▶ _Requirement_
Could you reproduce the items below with every "perspective view" changed to "oblique view" and everything else kept the same, leaving out the pictures?
┌────────
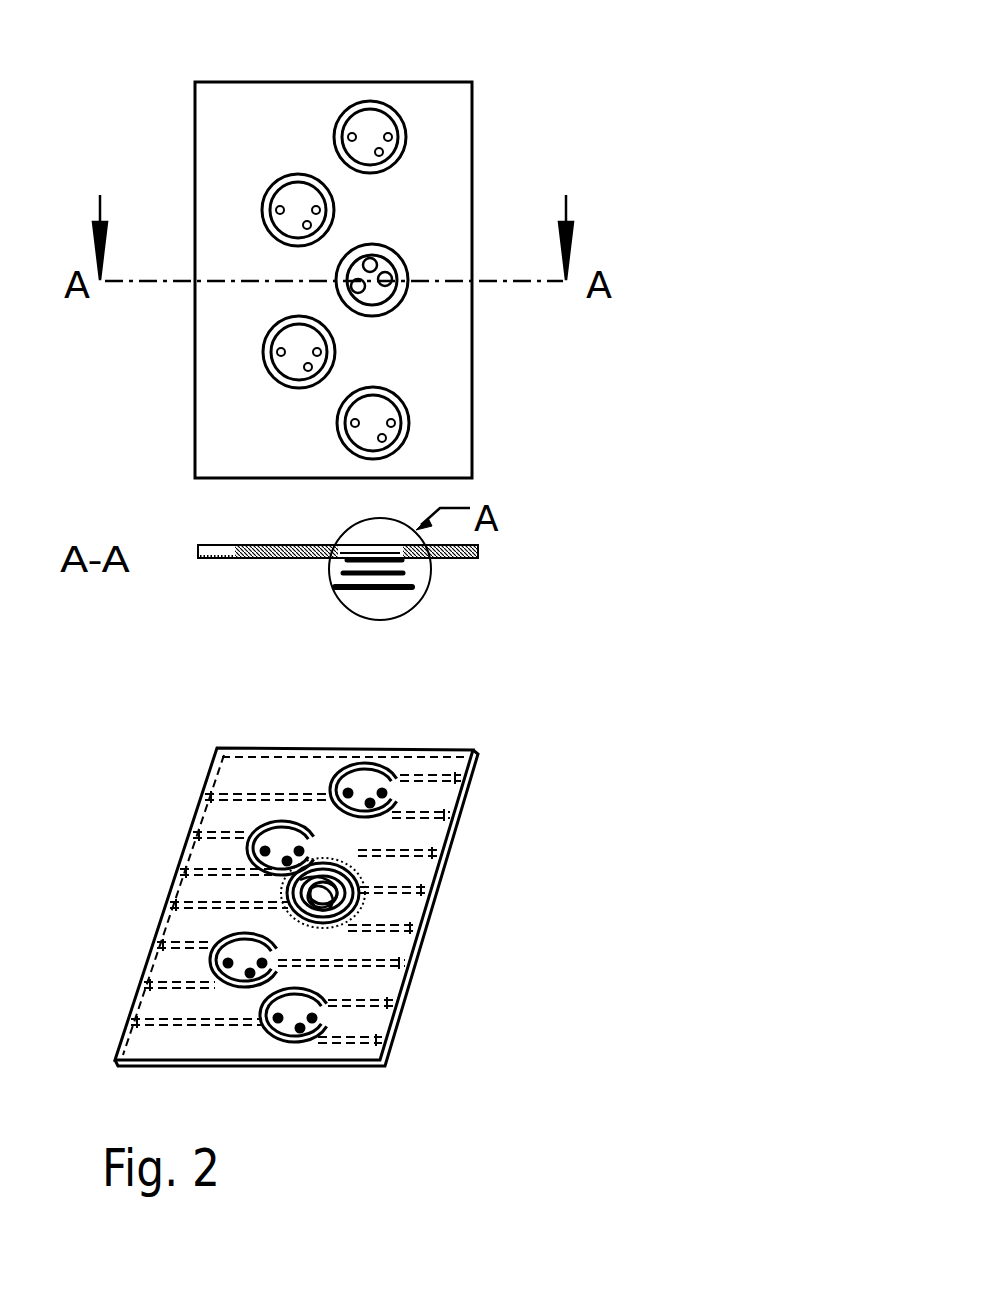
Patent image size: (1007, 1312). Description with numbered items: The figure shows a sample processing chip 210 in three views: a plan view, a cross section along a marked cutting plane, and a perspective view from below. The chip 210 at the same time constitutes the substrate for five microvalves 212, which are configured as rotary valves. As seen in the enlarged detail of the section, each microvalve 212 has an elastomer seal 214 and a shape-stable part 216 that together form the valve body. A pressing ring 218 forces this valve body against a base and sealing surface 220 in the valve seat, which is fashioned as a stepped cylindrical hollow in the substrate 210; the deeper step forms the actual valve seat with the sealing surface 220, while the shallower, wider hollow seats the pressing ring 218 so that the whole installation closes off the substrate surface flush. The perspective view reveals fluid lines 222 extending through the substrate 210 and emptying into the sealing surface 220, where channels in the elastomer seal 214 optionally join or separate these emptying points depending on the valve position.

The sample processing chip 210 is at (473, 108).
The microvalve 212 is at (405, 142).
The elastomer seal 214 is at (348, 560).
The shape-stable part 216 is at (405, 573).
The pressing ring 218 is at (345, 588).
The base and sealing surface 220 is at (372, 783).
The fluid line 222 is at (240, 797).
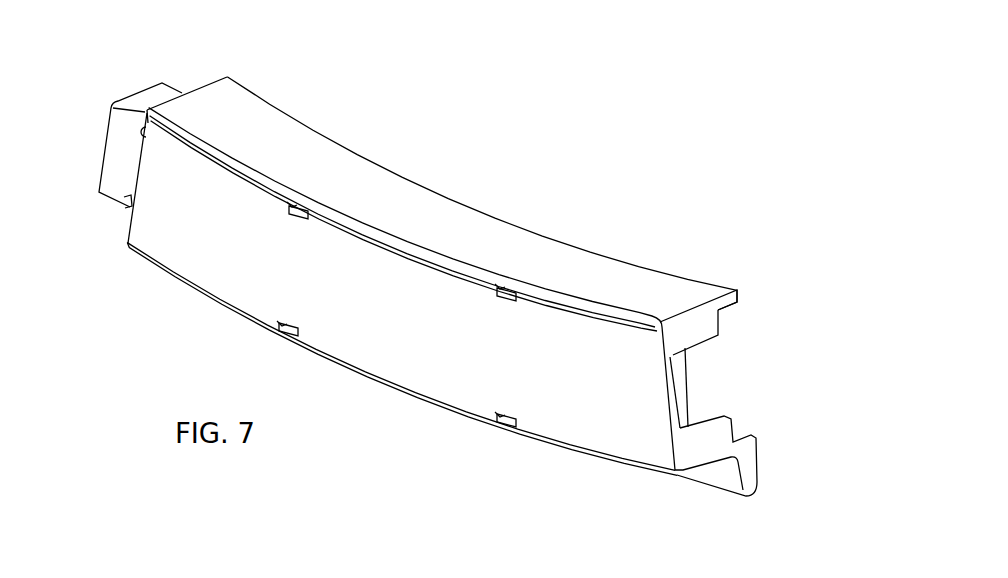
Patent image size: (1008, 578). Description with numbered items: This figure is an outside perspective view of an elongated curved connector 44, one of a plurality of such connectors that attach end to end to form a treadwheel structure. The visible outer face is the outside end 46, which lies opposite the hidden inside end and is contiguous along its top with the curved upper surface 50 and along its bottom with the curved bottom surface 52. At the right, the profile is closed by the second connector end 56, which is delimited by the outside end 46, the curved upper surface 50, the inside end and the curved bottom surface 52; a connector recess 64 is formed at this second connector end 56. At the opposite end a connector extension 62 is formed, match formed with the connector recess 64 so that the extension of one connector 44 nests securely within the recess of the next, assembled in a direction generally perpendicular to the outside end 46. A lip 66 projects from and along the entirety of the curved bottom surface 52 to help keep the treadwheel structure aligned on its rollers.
└────────
▶ _The completed task_
Patent image size: (1007, 1312). Description with numbered items: The figure shows a sample processing chip 210 in three views: a plan view, a cross section along a marked cutting plane, and a oblique view from below. The chip 210 at the same time constitutes the substrate for five microvalves 212, which are configured as rotary valves. As seen in the enlarged detail of the section, each microvalve 212 has an elastomer seal 214 and a shape-stable part 216 that together form the valve body. A pressing ring 218 forces this valve body against a base and sealing surface 220 in the valve seat, which is fashioned as a stepped cylindrical hollow in the substrate 210; the deeper step forms the actual valve seat with the sealing surface 220, while the shallower, wider hollow seats the pressing ring 218 so that the whole installation closes off the substrate surface flush. The oblique view reveals fluid lines 222 extending through the substrate 210 and emptying into the sealing surface 220, where channels in the elastomer seal 214 optionally join or separate these emptying points depending on the valve position.

The sample processing chip 210 is at (473, 108).
The microvalve 212 is at (405, 142).
The elastomer seal 214 is at (348, 560).
The shape-stable part 216 is at (405, 573).
The pressing ring 218 is at (345, 588).
The base and sealing surface 220 is at (372, 783).
The fluid line 222 is at (240, 797).
Patent image size: (1008, 578). Description with numbered items: This figure is an outside oblique view of an elongated curved connector 44, one of a plurality of such connectors that attach end to end to form a treadwheel structure. The visible outer face is the outside end 46, which lies opposite the hidden inside end and is contiguous along its top with the curved upper surface 50 and along its bottom with the curved bottom surface 52. At the right, the profile is closed by the second connector end 56, which is delimited by the outside end 46, the curved upper surface 50, the inside end and the curved bottom surface 52; a connector recess 64 is formed at this second connector end 56. At the opposite end a connector extension 62 is formed, match formed with the connector recess 64 so that the extension of one connector 44 nests securely within the recess of the next, assembled in a direction generally perpendicular to the outside end 46. A lip 66 projects from and along the entirety of the curved bottom surface 52 to help keep the treadwheel structure aligned on its rollers.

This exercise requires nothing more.